» AIM
Pull out every line below that holds the word "detached".

» RECORDS FOR THIS TASK
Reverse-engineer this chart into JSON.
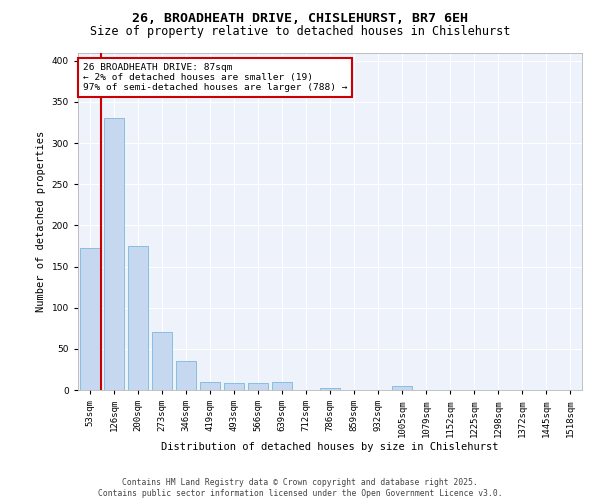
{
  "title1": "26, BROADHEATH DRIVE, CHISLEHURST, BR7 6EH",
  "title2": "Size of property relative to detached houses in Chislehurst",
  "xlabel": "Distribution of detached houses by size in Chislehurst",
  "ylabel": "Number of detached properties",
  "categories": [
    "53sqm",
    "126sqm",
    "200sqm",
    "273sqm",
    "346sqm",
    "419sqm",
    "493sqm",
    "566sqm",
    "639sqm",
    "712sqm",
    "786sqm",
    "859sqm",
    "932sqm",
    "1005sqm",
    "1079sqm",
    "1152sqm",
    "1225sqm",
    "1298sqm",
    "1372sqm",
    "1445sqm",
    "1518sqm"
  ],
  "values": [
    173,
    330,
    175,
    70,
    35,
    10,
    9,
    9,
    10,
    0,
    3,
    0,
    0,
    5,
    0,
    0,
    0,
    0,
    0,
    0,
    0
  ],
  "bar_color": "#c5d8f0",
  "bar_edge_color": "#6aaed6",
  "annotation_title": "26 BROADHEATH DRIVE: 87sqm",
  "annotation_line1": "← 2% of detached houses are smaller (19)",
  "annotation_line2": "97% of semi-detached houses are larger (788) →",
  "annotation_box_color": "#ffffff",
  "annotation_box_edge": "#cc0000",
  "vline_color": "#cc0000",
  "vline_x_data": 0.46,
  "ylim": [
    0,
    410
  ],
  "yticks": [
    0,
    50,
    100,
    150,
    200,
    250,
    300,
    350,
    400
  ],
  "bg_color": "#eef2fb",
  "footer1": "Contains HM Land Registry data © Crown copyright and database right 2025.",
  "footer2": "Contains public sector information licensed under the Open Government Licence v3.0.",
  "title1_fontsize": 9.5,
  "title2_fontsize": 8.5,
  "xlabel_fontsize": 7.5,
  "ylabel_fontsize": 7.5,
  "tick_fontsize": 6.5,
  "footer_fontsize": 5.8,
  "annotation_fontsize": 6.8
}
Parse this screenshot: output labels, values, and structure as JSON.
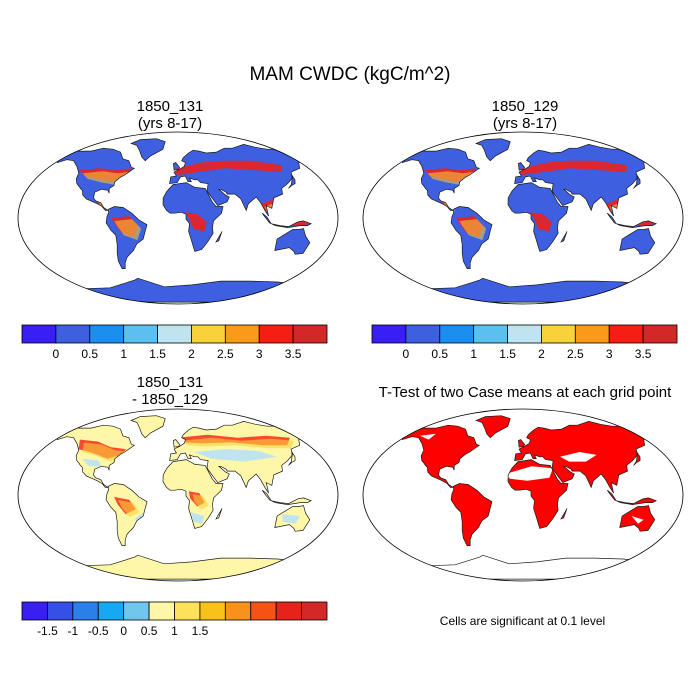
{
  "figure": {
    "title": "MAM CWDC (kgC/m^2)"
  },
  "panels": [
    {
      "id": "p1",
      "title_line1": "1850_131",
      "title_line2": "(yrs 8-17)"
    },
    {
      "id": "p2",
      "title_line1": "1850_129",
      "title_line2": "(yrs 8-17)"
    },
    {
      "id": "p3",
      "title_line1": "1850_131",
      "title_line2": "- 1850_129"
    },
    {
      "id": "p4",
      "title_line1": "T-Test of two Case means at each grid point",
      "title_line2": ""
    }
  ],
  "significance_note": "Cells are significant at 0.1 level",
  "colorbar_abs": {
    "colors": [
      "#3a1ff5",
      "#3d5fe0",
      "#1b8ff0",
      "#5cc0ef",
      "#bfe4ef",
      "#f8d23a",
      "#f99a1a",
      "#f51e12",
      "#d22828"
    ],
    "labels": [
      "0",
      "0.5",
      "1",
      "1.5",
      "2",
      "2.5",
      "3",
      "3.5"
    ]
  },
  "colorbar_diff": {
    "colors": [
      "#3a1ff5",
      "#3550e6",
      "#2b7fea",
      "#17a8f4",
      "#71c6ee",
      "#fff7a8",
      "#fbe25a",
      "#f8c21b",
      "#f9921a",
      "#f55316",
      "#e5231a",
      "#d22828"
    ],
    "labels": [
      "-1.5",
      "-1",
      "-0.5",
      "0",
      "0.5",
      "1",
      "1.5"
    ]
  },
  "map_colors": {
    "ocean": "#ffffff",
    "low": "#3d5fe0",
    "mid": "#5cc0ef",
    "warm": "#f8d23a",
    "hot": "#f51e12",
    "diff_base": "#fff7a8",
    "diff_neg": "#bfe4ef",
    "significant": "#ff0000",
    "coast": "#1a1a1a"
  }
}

» WORKED ANSWER
  "title2": "Size of property relative to detached houses in Chislehurst",
  "xlabel": "Distribution of detached houses by size in Chislehurst",
  "ylabel": "Number of detached properties",
  "annotation_line1": "← 2% of detached houses are smaller (19)",
  "annotation_line2": "97% of semi-detached houses are larger (788) →",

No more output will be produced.